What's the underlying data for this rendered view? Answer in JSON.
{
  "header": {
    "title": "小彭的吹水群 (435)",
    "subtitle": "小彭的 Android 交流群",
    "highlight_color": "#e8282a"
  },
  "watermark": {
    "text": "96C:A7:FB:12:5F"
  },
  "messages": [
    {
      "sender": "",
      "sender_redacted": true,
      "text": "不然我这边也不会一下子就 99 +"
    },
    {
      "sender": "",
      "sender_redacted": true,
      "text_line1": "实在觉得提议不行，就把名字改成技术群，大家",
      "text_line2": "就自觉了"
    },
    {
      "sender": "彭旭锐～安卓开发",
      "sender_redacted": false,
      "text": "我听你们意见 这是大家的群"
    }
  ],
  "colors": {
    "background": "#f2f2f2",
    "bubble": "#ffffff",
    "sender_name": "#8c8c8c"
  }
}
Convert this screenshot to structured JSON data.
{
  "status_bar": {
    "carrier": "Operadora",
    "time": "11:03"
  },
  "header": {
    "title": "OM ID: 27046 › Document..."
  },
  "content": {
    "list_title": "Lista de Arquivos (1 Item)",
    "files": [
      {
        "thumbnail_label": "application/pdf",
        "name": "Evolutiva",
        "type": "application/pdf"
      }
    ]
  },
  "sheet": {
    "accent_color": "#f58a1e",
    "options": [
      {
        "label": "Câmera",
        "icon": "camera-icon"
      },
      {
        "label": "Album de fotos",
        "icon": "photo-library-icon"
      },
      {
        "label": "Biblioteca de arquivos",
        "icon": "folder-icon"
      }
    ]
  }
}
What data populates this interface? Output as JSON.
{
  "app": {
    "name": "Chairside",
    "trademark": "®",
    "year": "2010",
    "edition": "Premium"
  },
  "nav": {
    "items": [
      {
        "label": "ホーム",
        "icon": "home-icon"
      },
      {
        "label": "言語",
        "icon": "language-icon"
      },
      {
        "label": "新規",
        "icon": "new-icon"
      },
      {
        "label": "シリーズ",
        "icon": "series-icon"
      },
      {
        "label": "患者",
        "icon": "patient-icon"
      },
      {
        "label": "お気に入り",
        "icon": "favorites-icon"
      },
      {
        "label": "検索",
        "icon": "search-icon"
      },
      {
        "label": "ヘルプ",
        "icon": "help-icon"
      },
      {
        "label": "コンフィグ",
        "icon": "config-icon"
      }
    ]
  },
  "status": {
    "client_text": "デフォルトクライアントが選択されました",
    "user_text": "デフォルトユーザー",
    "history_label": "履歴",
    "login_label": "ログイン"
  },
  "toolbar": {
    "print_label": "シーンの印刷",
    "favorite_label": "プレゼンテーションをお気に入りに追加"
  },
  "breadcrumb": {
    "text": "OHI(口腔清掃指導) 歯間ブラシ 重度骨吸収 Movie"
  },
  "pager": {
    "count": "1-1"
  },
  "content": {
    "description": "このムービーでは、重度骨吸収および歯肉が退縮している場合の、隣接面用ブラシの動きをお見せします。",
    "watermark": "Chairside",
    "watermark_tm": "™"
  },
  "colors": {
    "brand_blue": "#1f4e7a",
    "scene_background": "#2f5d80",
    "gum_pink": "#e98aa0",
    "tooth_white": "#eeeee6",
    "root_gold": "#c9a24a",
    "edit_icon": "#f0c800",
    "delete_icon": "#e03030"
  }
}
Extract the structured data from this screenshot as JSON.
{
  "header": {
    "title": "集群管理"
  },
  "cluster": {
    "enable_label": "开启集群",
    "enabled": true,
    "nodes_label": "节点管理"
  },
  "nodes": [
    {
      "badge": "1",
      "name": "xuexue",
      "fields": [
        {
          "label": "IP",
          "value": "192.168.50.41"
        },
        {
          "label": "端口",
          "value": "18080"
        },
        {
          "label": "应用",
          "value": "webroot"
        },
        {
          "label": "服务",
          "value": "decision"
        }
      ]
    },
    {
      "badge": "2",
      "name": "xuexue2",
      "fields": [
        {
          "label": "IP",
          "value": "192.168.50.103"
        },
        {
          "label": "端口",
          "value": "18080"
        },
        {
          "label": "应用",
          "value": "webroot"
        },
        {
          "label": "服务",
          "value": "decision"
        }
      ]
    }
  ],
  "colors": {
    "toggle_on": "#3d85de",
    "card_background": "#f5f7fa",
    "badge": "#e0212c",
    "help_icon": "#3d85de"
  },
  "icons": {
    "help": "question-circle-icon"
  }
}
━━━━━━
# [What is required]
Locate the line with "Extract the structured" in the entries above; extract it and every line after it, verbatim.

# [Answer to this task]
Extract the structured data from this screenshot as JSON.
{
  "header": {
    "title": "集群管理"
  },
  "cluster": {
    "enable_label": "开启集群",
    "enabled": true,
    "nodes_label": "节点管理"
  },
  "nodes": [
    {
      "badge": "1",
      "name": "xuexue",
      "fields": [
        {
          "label": "IP",
          "value": "192.168.50.41"
        },
        {
          "label": "端口",
          "value": "18080"
        },
        {
          "label": "应用",
          "value": "webroot"
        },
        {
          "label": "服务",
          "value": "decision"
        }
      ]
    },
    {
      "badge": "2",
      "name": "xuexue2",
      "fields": [
        {
          "label": "IP",
          "value": "192.168.50.103"
        },
        {
          "label": "端口",
          "value": "18080"
        },
        {
          "label": "应用",
          "value": "webroot"
        },
        {
          "label": "服务",
          "value": "decision"
        }
      ]
    }
  ],
  "colors": {
    "toggle_on": "#3d85de",
    "card_background": "#f5f7fa",
    "badge": "#e0212c",
    "help_icon": "#3d85de"
  },
  "icons": {
    "help": "question-circle-icon"
  }
}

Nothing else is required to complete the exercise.